### Task to complete
Records follow. Select each line holding "icon".

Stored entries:

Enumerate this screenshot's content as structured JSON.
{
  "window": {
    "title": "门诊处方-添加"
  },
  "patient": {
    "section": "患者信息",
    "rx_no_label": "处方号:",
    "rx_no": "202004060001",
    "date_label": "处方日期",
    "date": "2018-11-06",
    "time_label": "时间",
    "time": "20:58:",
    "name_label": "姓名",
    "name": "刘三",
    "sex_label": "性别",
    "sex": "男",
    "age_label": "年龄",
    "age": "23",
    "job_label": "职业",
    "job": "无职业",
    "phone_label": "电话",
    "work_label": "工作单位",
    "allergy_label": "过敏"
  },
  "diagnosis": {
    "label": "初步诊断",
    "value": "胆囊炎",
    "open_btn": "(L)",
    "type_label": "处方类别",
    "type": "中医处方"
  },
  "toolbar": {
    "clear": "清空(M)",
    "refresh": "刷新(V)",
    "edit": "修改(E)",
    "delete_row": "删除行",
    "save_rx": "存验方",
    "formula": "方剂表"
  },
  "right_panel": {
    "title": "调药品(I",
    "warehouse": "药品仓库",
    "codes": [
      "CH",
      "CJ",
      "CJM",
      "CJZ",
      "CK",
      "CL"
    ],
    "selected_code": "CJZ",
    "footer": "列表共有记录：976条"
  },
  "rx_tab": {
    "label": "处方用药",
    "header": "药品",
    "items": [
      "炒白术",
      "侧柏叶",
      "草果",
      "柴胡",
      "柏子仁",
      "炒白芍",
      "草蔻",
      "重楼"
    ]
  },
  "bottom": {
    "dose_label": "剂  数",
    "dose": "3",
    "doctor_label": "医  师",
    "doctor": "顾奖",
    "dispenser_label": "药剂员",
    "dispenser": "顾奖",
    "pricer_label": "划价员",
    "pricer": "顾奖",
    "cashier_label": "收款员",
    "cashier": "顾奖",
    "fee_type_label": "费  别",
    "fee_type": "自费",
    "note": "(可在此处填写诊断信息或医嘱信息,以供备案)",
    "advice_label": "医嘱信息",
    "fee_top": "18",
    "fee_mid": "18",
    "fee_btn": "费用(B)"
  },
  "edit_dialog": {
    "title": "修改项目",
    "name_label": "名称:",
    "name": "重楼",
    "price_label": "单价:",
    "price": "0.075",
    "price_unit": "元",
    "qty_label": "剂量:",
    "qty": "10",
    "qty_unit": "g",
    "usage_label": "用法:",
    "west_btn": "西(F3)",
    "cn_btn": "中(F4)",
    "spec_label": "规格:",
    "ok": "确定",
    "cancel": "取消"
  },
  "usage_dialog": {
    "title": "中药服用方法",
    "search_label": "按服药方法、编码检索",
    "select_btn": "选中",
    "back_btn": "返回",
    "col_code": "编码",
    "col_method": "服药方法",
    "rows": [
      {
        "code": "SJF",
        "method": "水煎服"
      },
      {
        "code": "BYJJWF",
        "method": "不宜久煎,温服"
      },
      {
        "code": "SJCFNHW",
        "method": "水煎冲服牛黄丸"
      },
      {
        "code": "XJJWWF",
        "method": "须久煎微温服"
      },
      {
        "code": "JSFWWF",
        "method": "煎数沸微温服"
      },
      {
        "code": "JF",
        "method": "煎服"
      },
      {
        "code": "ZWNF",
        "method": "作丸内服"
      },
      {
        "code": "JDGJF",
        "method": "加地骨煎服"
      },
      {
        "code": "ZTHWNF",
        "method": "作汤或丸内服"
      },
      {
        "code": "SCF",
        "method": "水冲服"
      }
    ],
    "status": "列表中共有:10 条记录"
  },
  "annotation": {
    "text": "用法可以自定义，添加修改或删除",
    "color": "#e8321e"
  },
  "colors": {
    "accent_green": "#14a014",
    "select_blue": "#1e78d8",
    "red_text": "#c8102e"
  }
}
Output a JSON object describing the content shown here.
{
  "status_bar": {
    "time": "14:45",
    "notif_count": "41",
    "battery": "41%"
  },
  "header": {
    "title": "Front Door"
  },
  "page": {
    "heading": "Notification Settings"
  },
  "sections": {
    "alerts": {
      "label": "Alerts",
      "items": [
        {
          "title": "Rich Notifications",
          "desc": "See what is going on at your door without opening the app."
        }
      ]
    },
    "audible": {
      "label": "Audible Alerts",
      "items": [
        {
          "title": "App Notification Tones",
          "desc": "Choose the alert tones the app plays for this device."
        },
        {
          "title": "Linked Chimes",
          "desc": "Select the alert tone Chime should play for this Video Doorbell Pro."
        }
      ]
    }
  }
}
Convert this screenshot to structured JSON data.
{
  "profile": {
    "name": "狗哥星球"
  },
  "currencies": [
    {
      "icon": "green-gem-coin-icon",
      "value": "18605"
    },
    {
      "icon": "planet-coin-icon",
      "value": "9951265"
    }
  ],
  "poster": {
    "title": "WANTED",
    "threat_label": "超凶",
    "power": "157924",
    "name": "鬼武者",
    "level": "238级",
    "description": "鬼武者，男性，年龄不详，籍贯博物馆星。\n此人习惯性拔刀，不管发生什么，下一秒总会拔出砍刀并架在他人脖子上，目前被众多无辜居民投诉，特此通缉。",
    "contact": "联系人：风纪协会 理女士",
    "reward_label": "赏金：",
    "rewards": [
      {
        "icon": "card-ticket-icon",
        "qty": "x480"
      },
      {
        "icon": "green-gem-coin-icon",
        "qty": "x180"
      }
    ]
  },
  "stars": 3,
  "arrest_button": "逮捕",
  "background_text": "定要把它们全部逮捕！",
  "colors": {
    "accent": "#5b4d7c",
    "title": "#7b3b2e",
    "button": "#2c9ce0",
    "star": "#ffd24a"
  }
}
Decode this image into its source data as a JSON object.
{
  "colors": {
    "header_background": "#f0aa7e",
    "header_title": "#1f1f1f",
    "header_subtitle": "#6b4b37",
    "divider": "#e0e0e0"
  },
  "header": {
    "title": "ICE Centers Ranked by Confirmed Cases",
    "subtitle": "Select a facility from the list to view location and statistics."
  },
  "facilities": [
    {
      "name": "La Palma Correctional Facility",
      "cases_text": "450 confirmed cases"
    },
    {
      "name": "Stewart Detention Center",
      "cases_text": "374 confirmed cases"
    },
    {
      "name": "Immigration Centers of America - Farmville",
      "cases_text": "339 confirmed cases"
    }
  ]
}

### Full output
      "icon": "green-gem-coin-icon",
      "icon": "planet-coin-icon",
        "icon": "card-ticket-icon",
        "icon": "green-gem-coin-icon",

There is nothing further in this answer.